▸ **Given instruction**
A single number is the answer here: how many lines of the entries contain "peticionario"?
— START Recorded data —
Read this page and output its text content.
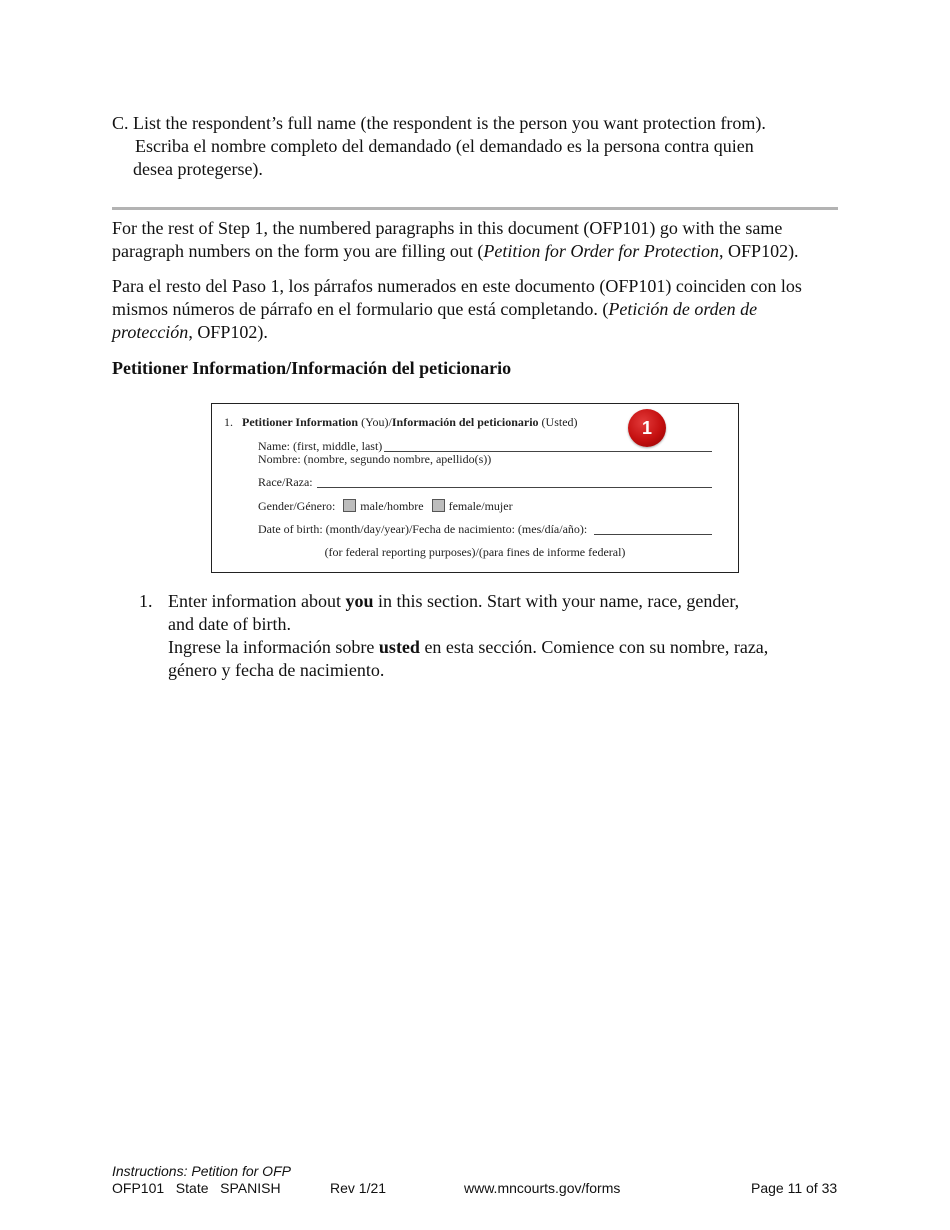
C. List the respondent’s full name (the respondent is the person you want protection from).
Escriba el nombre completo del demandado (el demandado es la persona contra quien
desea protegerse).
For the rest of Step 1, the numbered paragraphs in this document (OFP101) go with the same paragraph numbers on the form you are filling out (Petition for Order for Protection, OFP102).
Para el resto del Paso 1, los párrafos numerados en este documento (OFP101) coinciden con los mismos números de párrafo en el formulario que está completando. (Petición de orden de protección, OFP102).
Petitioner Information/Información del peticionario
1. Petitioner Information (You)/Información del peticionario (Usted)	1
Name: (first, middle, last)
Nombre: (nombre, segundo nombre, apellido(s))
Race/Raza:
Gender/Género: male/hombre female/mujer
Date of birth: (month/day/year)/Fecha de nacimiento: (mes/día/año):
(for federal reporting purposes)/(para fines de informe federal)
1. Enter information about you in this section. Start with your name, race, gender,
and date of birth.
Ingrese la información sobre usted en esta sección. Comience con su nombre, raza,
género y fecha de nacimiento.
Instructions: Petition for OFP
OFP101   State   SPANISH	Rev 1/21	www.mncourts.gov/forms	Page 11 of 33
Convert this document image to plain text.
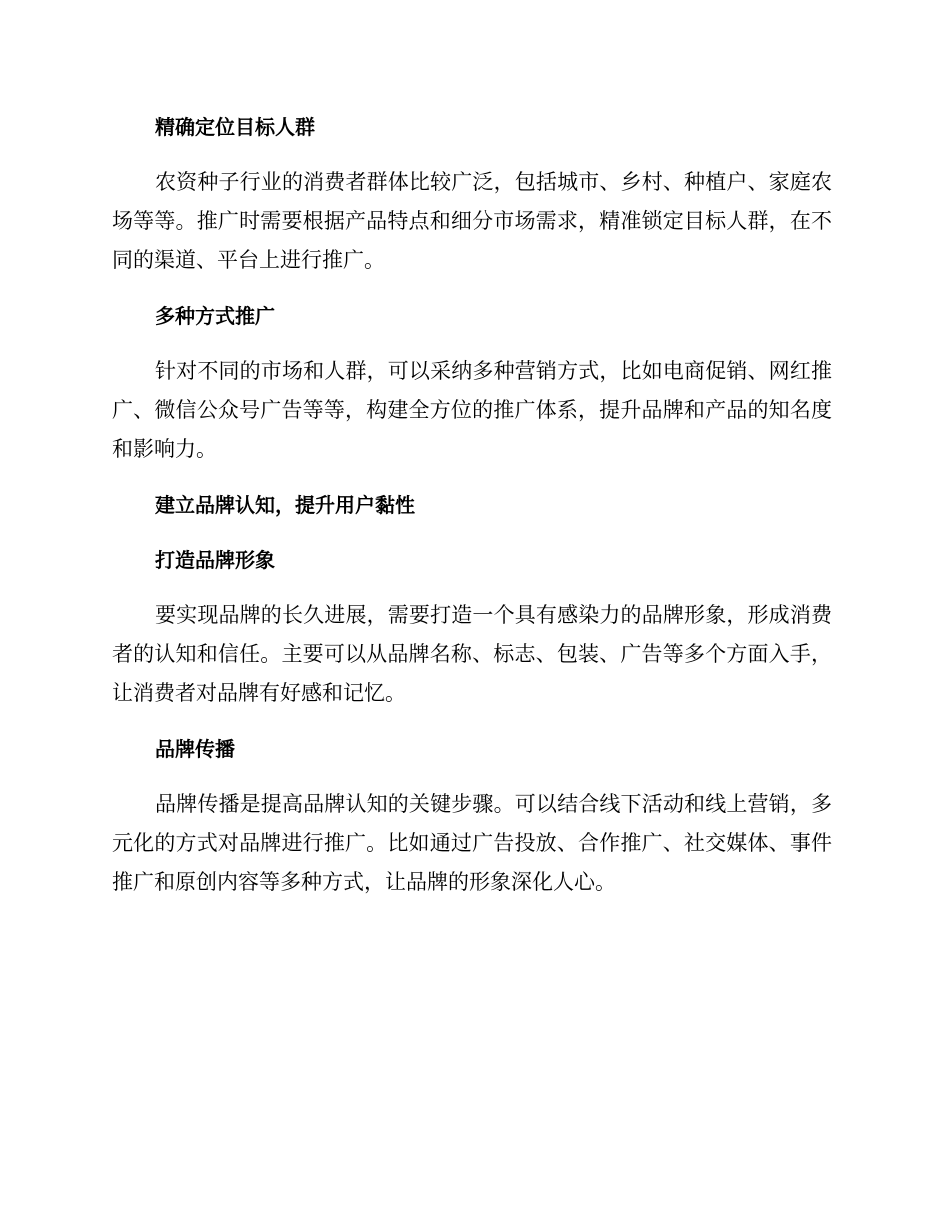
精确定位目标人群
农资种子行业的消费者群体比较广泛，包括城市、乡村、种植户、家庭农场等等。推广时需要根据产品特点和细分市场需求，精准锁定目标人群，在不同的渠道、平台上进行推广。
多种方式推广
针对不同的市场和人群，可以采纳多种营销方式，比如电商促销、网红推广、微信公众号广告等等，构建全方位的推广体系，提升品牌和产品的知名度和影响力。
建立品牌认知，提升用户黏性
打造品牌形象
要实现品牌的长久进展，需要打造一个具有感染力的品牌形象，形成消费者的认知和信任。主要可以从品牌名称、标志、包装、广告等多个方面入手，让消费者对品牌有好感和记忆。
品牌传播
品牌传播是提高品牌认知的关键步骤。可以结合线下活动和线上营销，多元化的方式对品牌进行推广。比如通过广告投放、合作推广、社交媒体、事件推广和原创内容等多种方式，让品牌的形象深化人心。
— END Recorded data —
▸ **Written solution**
2